**WHAT THIS TASK INVOLVES**
Beginning with the line where "Output a JSON" appears, restate the lines word for word through the last one in the listing.

[Items from a data source]
★ ★ ★
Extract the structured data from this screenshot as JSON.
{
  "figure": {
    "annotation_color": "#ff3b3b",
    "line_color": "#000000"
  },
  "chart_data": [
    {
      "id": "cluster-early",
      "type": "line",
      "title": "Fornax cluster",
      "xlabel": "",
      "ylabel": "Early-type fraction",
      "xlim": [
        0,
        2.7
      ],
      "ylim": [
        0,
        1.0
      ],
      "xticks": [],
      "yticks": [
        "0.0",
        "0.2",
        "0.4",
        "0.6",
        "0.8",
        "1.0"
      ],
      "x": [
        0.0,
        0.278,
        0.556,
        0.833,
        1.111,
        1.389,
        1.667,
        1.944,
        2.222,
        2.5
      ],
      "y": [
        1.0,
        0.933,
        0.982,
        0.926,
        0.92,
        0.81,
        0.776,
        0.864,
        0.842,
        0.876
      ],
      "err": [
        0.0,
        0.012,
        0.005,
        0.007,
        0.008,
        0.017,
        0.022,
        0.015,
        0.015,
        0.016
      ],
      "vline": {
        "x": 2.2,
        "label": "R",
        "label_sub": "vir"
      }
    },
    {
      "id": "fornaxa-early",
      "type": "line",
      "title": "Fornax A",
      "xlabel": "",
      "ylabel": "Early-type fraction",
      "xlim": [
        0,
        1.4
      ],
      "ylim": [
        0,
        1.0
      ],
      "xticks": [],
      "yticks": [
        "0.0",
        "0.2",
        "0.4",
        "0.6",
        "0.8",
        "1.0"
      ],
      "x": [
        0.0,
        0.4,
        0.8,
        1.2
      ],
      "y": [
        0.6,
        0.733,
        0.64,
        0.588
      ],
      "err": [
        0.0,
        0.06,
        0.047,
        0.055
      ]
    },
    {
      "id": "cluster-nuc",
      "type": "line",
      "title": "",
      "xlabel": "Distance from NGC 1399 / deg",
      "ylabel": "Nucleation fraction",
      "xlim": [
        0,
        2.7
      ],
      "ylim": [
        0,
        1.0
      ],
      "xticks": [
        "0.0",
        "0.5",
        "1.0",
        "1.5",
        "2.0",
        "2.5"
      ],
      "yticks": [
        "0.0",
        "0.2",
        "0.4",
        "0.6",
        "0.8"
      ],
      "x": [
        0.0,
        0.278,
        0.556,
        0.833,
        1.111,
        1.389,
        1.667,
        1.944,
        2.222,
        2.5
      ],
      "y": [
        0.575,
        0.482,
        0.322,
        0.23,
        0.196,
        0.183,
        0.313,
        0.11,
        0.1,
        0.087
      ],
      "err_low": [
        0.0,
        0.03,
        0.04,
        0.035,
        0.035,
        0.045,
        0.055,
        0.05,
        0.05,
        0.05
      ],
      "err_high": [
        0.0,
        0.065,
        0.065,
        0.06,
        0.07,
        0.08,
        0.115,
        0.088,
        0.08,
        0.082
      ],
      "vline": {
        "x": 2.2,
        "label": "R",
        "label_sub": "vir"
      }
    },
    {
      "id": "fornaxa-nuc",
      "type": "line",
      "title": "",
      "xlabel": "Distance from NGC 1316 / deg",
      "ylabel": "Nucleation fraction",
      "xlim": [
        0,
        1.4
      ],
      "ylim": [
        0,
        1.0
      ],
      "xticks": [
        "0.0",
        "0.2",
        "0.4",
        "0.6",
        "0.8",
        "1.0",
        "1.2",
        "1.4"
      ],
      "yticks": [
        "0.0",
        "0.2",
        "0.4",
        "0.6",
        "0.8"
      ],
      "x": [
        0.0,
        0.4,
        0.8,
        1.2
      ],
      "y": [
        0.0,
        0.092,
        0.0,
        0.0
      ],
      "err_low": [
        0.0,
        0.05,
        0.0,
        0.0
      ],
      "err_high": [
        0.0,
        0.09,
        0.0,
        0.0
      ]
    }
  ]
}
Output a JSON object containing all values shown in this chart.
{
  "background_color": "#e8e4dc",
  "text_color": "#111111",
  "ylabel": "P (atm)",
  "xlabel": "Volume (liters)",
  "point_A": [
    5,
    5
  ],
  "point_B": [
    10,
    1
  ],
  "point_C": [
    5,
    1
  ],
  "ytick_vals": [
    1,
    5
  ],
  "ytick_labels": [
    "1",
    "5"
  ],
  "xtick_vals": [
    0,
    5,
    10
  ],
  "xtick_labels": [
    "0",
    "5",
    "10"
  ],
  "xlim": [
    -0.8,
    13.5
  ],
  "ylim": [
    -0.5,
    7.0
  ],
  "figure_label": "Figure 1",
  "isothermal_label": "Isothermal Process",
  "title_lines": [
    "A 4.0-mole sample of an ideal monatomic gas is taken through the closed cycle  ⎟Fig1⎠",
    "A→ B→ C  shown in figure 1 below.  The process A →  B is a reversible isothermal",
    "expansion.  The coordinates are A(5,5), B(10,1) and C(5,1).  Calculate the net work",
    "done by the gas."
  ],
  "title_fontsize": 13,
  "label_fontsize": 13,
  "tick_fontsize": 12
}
★ ★ ★
**PROBLEM SOLUTION**
Output a JSON object containing all values shown in this chart.
{
  "background_color": "#e8e4dc",
  "text_color": "#111111",
  "ylabel": "P (atm)",
  "xlabel": "Volume (liters)",
  "point_A": [
    5,
    5
  ],
  "point_B": [
    10,
    1
  ],
  "point_C": [
    5,
    1
  ],
  "ytick_vals": [
    1,
    5
  ],
  "ytick_labels": [
    "1",
    "5"
  ],
  "xtick_vals": [
    0,
    5,
    10
  ],
  "xtick_labels": [
    "0",
    "5",
    "10"
  ],
  "xlim": [
    -0.8,
    13.5
  ],
  "ylim": [
    -0.5,
    7.0
  ],
  "figure_label": "Figure 1",
  "isothermal_label": "Isothermal Process",
  "title_lines": [
    "A 4.0-mole sample of an ideal monatomic gas is taken through the closed cycle  ⎟Fig1⎠",
    "A→ B→ C  shown in figure 1 below.  The process A →  B is a reversible isothermal",
    "expansion.  The coordinates are A(5,5), B(10,1) and C(5,1).  Calculate the net work",
    "done by the gas."
  ],
  "title_fontsize": 13,
  "label_fontsize": 13,
  "tick_fontsize": 12
}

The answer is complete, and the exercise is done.